## MATERIAL TO PROCESS:
* Begin *
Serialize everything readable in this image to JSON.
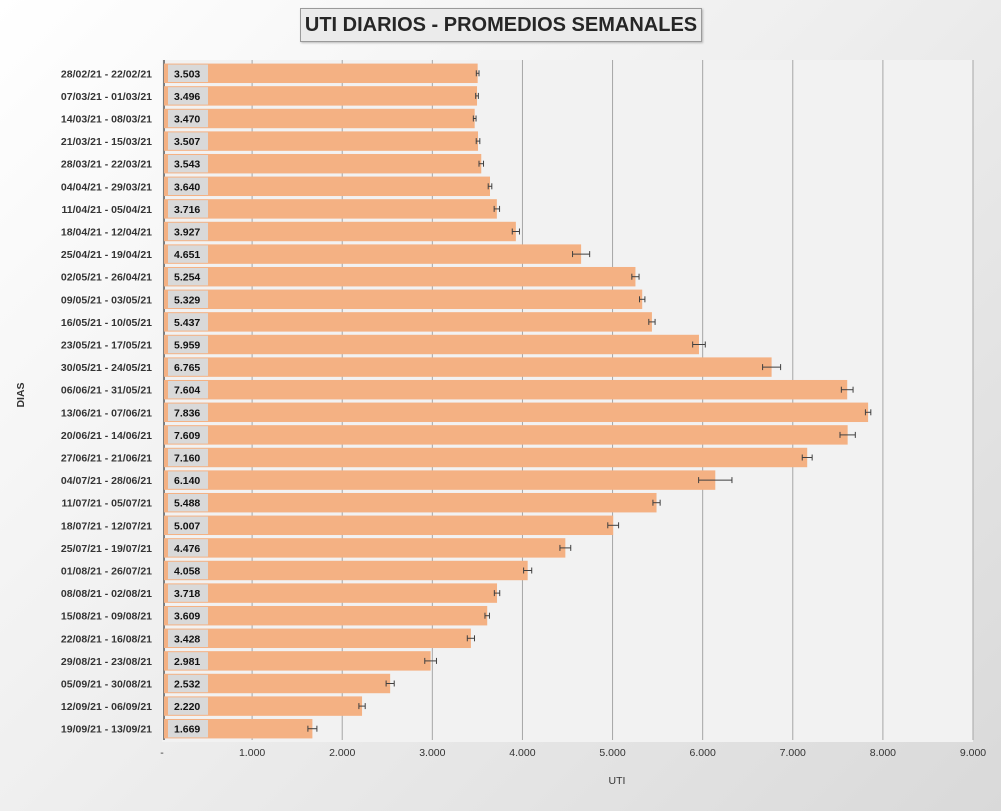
{
  "chart_data": {
    "type": "bar",
    "orientation": "horizontal",
    "title": "UTI DIARIOS - PROMEDIOS SEMANALES",
    "xlabel": "UTI",
    "ylabel": "DIAS",
    "xlim": [
      0,
      9000
    ],
    "x_ticks": [
      "-",
      "1.000",
      "2.000",
      "3.000",
      "4.000",
      "5.000",
      "6.000",
      "7.000",
      "8.000",
      "9.000"
    ],
    "grid": true,
    "bar_color": "#f4b183",
    "categories": [
      "28/02/21 - 22/02/21",
      "07/03/21 - 01/03/21",
      "14/03/21 - 08/03/21",
      "21/03/21 - 15/03/21",
      "28/03/21 - 22/03/21",
      "04/04/21 - 29/03/21",
      "11/04/21 - 05/04/21",
      "18/04/21 - 12/04/21",
      "25/04/21 - 19/04/21",
      "02/05/21 - 26/04/21",
      "09/05/21 - 03/05/21",
      "16/05/21 - 10/05/21",
      "23/05/21 - 17/05/21",
      "30/05/21 - 24/05/21",
      "06/06/21 - 31/05/21",
      "13/06/21 - 07/06/21",
      "20/06/21 - 14/06/21",
      "27/06/21 - 21/06/21",
      "04/07/21 - 28/06/21",
      "11/07/21 - 05/07/21",
      "18/07/21 - 12/07/21",
      "25/07/21 - 19/07/21",
      "01/08/21 - 26/07/21",
      "08/08/21 - 02/08/21",
      "15/08/21 - 09/08/21",
      "22/08/21 - 16/08/21",
      "29/08/21 - 23/08/21",
      "05/09/21 - 30/08/21",
      "12/09/21 - 06/09/21",
      "19/09/21 - 13/09/21"
    ],
    "values": [
      3503,
      3496,
      3470,
      3507,
      3543,
      3640,
      3716,
      3927,
      4651,
      5254,
      5329,
      5437,
      5959,
      6765,
      7604,
      7836,
      7609,
      7160,
      6140,
      5488,
      5007,
      4476,
      4058,
      3718,
      3609,
      3428,
      2981,
      2532,
      2220,
      1669
    ],
    "value_labels": [
      "3.503",
      "3.496",
      "3.470",
      "3.507",
      "3.543",
      "3.640",
      "3.716",
      "3.927",
      "4.651",
      "5.254",
      "5.329",
      "5.437",
      "5.959",
      "6.765",
      "7.604",
      "7.836",
      "7.609",
      "7.160",
      "6.140",
      "5.488",
      "5.007",
      "4.476",
      "4.058",
      "3.718",
      "3.609",
      "3.428",
      "2.981",
      "2.532",
      "2.220",
      "1.669"
    ],
    "error": [
      15,
      15,
      15,
      20,
      25,
      20,
      30,
      40,
      95,
      40,
      30,
      35,
      70,
      100,
      65,
      30,
      85,
      55,
      185,
      40,
      60,
      60,
      45,
      30,
      25,
      40,
      65,
      45,
      35,
      50
    ]
  }
}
* End *
## PROBLEM:
Copy every line above word for word and exclude the pictures.

## SOLUTION FOR THIS PROBLEM:
Serialize everything readable in this image to JSON.
{
  "chart_data": {
    "type": "bar",
    "orientation": "horizontal",
    "title": "UTI DIARIOS - PROMEDIOS SEMANALES",
    "xlabel": "UTI",
    "ylabel": "DIAS",
    "xlim": [
      0,
      9000
    ],
    "x_ticks": [
      "-",
      "1.000",
      "2.000",
      "3.000",
      "4.000",
      "5.000",
      "6.000",
      "7.000",
      "8.000",
      "9.000"
    ],
    "grid": true,
    "bar_color": "#f4b183",
    "categories": [
      "28/02/21 - 22/02/21",
      "07/03/21 - 01/03/21",
      "14/03/21 - 08/03/21",
      "21/03/21 - 15/03/21",
      "28/03/21 - 22/03/21",
      "04/04/21 - 29/03/21",
      "11/04/21 - 05/04/21",
      "18/04/21 - 12/04/21",
      "25/04/21 - 19/04/21",
      "02/05/21 - 26/04/21",
      "09/05/21 - 03/05/21",
      "16/05/21 - 10/05/21",
      "23/05/21 - 17/05/21",
      "30/05/21 - 24/05/21",
      "06/06/21 - 31/05/21",
      "13/06/21 - 07/06/21",
      "20/06/21 - 14/06/21",
      "27/06/21 - 21/06/21",
      "04/07/21 - 28/06/21",
      "11/07/21 - 05/07/21",
      "18/07/21 - 12/07/21",
      "25/07/21 - 19/07/21",
      "01/08/21 - 26/07/21",
      "08/08/21 - 02/08/21",
      "15/08/21 - 09/08/21",
      "22/08/21 - 16/08/21",
      "29/08/21 - 23/08/21",
      "05/09/21 - 30/08/21",
      "12/09/21 - 06/09/21",
      "19/09/21 - 13/09/21"
    ],
    "values": [
      3503,
      3496,
      3470,
      3507,
      3543,
      3640,
      3716,
      3927,
      4651,
      5254,
      5329,
      5437,
      5959,
      6765,
      7604,
      7836,
      7609,
      7160,
      6140,
      5488,
      5007,
      4476,
      4058,
      3718,
      3609,
      3428,
      2981,
      2532,
      2220,
      1669
    ],
    "value_labels": [
      "3.503",
      "3.496",
      "3.470",
      "3.507",
      "3.543",
      "3.640",
      "3.716",
      "3.927",
      "4.651",
      "5.254",
      "5.329",
      "5.437",
      "5.959",
      "6.765",
      "7.604",
      "7.836",
      "7.609",
      "7.160",
      "6.140",
      "5.488",
      "5.007",
      "4.476",
      "4.058",
      "3.718",
      "3.609",
      "3.428",
      "2.981",
      "2.532",
      "2.220",
      "1.669"
    ],
    "error": [
      15,
      15,
      15,
      20,
      25,
      20,
      30,
      40,
      95,
      40,
      30,
      35,
      70,
      100,
      65,
      30,
      85,
      55,
      185,
      40,
      60,
      60,
      45,
      30,
      25,
      40,
      65,
      45,
      35,
      50
    ]
  }
}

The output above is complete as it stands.